■ SET EXERCISE ■
Every entry must be given again exactly.

■ RECORDS SHOWN ■
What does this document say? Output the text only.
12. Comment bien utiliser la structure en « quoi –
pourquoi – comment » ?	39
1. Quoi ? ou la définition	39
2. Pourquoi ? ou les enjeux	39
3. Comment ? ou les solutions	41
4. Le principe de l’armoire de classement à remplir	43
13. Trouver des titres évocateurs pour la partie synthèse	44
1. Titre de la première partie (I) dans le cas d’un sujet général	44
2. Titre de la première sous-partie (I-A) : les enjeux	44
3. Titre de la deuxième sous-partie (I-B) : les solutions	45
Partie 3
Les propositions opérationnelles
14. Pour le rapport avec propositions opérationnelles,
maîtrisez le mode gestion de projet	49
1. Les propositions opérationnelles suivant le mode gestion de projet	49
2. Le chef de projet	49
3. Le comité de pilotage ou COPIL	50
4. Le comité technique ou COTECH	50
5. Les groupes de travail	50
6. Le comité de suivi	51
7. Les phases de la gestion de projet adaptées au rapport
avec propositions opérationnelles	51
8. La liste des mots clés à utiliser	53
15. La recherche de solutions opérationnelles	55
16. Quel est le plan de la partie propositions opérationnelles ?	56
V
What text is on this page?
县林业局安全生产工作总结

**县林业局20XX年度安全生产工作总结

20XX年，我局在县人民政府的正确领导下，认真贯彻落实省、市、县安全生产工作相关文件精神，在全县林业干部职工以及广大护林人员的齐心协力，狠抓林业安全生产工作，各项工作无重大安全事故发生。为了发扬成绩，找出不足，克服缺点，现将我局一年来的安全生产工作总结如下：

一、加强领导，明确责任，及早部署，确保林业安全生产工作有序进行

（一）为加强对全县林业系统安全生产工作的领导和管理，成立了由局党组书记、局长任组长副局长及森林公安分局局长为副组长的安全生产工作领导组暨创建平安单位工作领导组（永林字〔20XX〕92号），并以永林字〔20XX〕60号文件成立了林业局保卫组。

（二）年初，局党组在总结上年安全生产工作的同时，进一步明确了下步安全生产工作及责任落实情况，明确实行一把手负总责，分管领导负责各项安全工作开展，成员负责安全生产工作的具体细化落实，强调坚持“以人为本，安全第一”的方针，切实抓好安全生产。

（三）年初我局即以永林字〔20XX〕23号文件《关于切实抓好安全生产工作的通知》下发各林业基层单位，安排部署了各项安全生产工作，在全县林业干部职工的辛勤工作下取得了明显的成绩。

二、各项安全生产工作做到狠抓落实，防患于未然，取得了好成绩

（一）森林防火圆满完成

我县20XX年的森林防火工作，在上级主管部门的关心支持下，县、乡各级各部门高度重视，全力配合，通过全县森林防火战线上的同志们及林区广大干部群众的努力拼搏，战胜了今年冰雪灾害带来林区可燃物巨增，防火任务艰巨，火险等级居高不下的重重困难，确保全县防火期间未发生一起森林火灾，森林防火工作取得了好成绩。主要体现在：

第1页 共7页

■ ANSWER TO THE PROBLEM ■
What does this document say? Output the text only.
12. Comment bien utiliser la structure en « quoi –
pourquoi – comment » ?	39
1. Quoi ? ou la définition	39
2. Pourquoi ? ou les enjeux	39
3. Comment ? ou les solutions	41
4. Le principe de l’armoire de classement à remplir	43
13. Trouver des titres évocateurs pour la partie synthèse	44
1. Titre de la première partie (I) dans le cas d’un sujet général	44
2. Titre de la première sous-partie (I-A) : les enjeux	44
3. Titre de la deuxième sous-partie (I-B) : les solutions	45
Partie 3
Les propositions opérationnelles
14. Pour le rapport avec propositions opérationnelles,
maîtrisez le mode gestion de projet	49
1. Les propositions opérationnelles suivant le mode gestion de projet	49
2. Le chef de projet	49
3. Le comité de pilotage ou COPIL	50
4. Le comité technique ou COTECH	50
5. Les groupes de travail	50
6. Le comité de suivi	51
7. Les phases de la gestion de projet adaptées au rapport
avec propositions opérationnelles	51
8. La liste des mots clés à utiliser	53
15. La recherche de solutions opérationnelles	55
16. Quel est le plan de la partie propositions opérationnelles ?	56
V
What text is on this page?
县林业局安全生产工作总结

**县林业局20XX年度安全生产工作总结

20XX年，我局在县人民政府的正确领导下，认真贯彻落实省、市、县安全生产工作相关文件精神，在全县林业干部职工以及广大护林人员的齐心协力，狠抓林业安全生产工作，各项工作无重大安全事故发生。为了发扬成绩，找出不足，克服缺点，现将我局一年来的安全生产工作总结如下：

一、加强领导，明确责任，及早部署，确保林业安全生产工作有序进行

（一）为加强对全县林业系统安全生产工作的领导和管理，成立了由局党组书记、局长任组长副局长及森林公安分局局长为副组长的安全生产工作领导组暨创建平安单位工作领导组（永林字〔20XX〕92号），并以永林字〔20XX〕60号文件成立了林业局保卫组。

（二）年初，局党组在总结上年安全生产工作的同时，进一步明确了下步安全生产工作及责任落实情况，明确实行一把手负总责，分管领导负责各项安全工作开展，成员负责安全生产工作的具体细化落实，强调坚持“以人为本，安全第一”的方针，切实抓好安全生产。

（三）年初我局即以永林字〔20XX〕23号文件《关于切实抓好安全生产工作的通知》下发各林业基层单位，安排部署了各项安全生产工作，在全县林业干部职工的辛勤工作下取得了明显的成绩。

二、各项安全生产工作做到狠抓落实，防患于未然，取得了好成绩

（一）森林防火圆满完成

我县20XX年的森林防火工作，在上级主管部门的关心支持下，县、乡各级各部门高度重视，全力配合，通过全县森林防火战线上的同志们及林区广大干部群众的努力拼搏，战胜了今年冰雪灾害带来林区可燃物巨增，防火任务艰巨，火险等级居高不下的重重困难，确保全县防火期间未发生一起森林火灾，森林防火工作取得了好成绩。主要体现在：

第1页 共7页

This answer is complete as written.